(Dataset entries on figures)
## START
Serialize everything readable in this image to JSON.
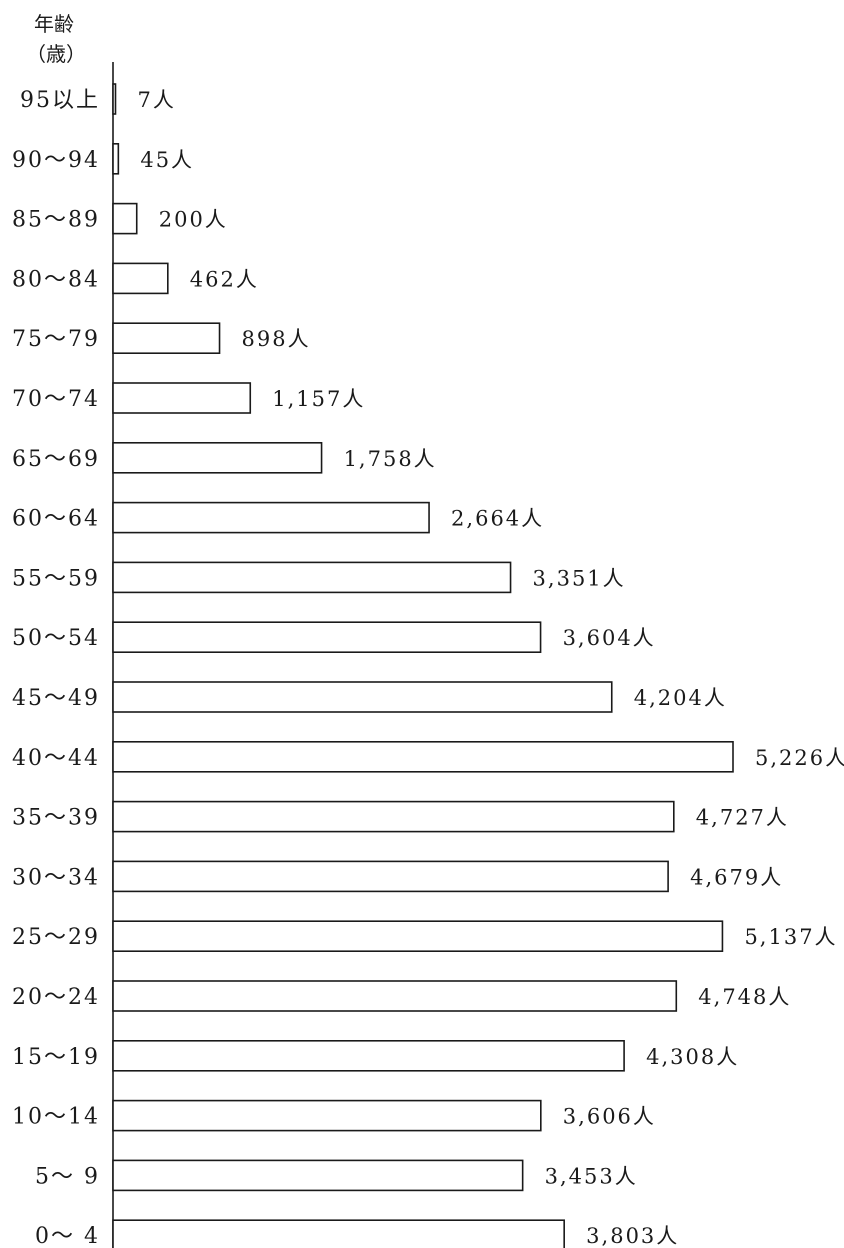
{
  "chart_data": {
    "type": "bar",
    "orientation": "horizontal",
    "ylabel_line1": "年齢",
    "ylabel_line2": "（歳）",
    "value_suffix": "人",
    "categories": [
      "95以上",
      "90〜94",
      "85〜89",
      "80〜84",
      "75〜79",
      "70〜74",
      "65〜69",
      "60〜64",
      "55〜59",
      "50〜54",
      "45〜49",
      "40〜44",
      "35〜39",
      "30〜34",
      "25〜29",
      "20〜24",
      "15〜19",
      "10〜14",
      "5〜 9",
      "0〜 4"
    ],
    "values": [
      7,
      45,
      200,
      462,
      898,
      1157,
      1758,
      2664,
      3351,
      3604,
      4204,
      5226,
      4727,
      4679,
      5137,
      4748,
      4308,
      3606,
      3453,
      3803
    ],
    "value_labels": [
      "7人",
      "45人",
      "200人",
      "462人",
      "898人",
      "1,157人",
      "1,758人",
      "2,664人",
      "3,351人",
      "3,604人",
      "4,204人",
      "5,226人",
      "4,727人",
      "4,679人",
      "5,137人",
      "4,748人",
      "4,308人",
      "3,606人",
      "3,453人",
      "3,803人"
    ],
    "grid": false,
    "legend": "none",
    "bar_fill": "#ffffff",
    "bar_stroke": "#1a1a1a"
  }
}
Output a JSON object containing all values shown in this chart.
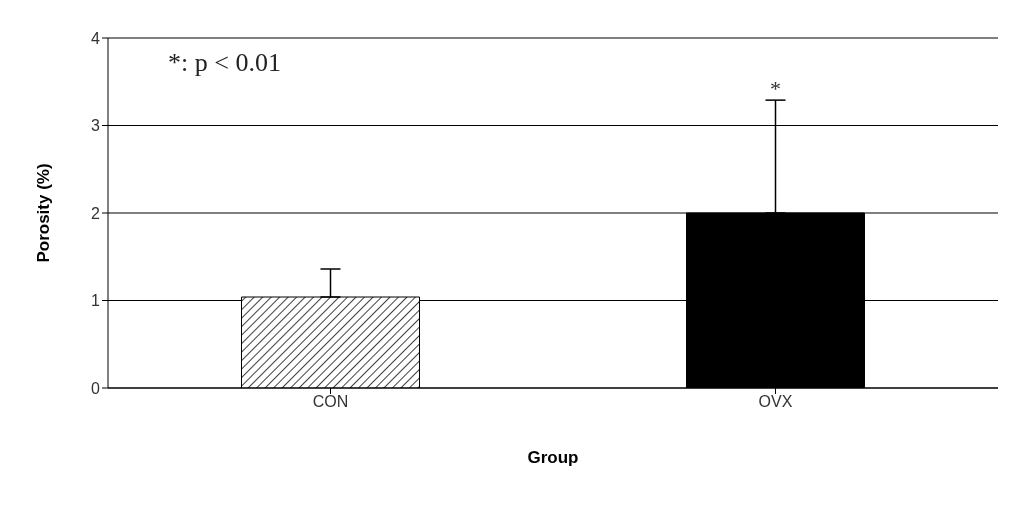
{
  "chart_data": {
    "type": "bar",
    "xlabel": "Group",
    "ylabel": "Porosity (%)",
    "categories": [
      "CON",
      "OVX"
    ],
    "values": [
      1.04,
      2.0
    ],
    "errors": [
      [
        1.04,
        1.36
      ],
      [
        2.0,
        3.29
      ]
    ],
    "colors": [
      "#000000",
      "#000000"
    ],
    "ylim": [
      0,
      4
    ],
    "yticks": [
      0,
      1,
      2,
      3,
      4
    ],
    "grid": "y",
    "annotations": [
      "*: p < 0.01",
      {
        "text": "*",
        "x": "OVX",
        "y": 3.29
      }
    ]
  }
}
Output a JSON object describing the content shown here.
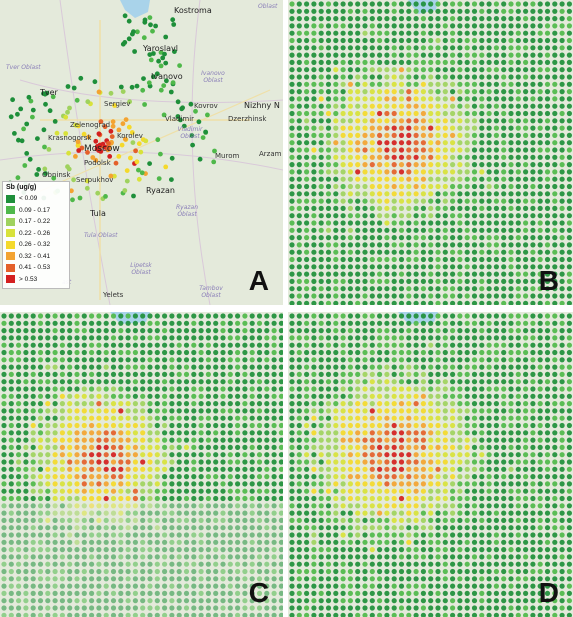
{
  "legend": {
    "title": "Sb (ug/g)",
    "items": [
      {
        "label": "< 0.09",
        "color": "#1e8f3a"
      },
      {
        "label": "0.09 - 0.17",
        "color": "#4fb84a"
      },
      {
        "label": "0.17 - 0.22",
        "color": "#9fd25e"
      },
      {
        "label": "0.22 - 0.26",
        "color": "#d8e23a"
      },
      {
        "label": "0.26 - 0.32",
        "color": "#f4d92b"
      },
      {
        "label": "0.32 - 0.41",
        "color": "#f3a331"
      },
      {
        "label": "0.41 - 0.53",
        "color": "#e4602a"
      },
      {
        "label": "> 0.53",
        "color": "#d42020"
      }
    ]
  },
  "panels": [
    {
      "letter": "A"
    },
    {
      "letter": "B"
    },
    {
      "letter": "C"
    },
    {
      "letter": "D"
    }
  ],
  "map_labels": {
    "cities": {
      "kostroma": "Kostroma",
      "yaroslavl": "Yaroslavl",
      "ivanovo": "Ivanovo",
      "tver": "Tver",
      "nizhny": "Nizhny N",
      "sergiev": "Sergiev",
      "vladimir": "Vladimir",
      "kovrov": "Kovrov",
      "dzerzhinsk": "Dzerzhinsk",
      "zelenograd": "Zelenograd",
      "krasnogorsk": "Krasnogorsk",
      "korolev": "Korolev",
      "moscow": "Moscow",
      "murom": "Murom",
      "podolsk": "Podolsk",
      "obninsk": "Obninsk",
      "serpukhov": "Serpukhov",
      "ryazan": "Ryazan",
      "tula": "Tula",
      "arzam": "Arzam",
      "yelets": "Yelets"
    },
    "regions": {
      "oblast_top": "Oblast",
      "tver_oblast": "Tver Oblast",
      "ivanovo_oblast": "Ivanovo Oblast",
      "vladimir_oblast": "Vladimir Oblast",
      "ryazan_oblast": "Ryazan Oblast",
      "tula_oblast": "Tula Oblast",
      "lipetsk_oblast": "Lipetsk Oblast",
      "tambov_oblast": "Tambov Oblast",
      "oblast_left": "ast"
    }
  }
}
## END
:: Short problem ::
Search the listing for the word "Ivanovo". Copy every line in which it occurs.

:: Problem solution ::
      "ivanovo": "Ivanovo",
      "ivanovo_oblast": "Ivanovo Oblast",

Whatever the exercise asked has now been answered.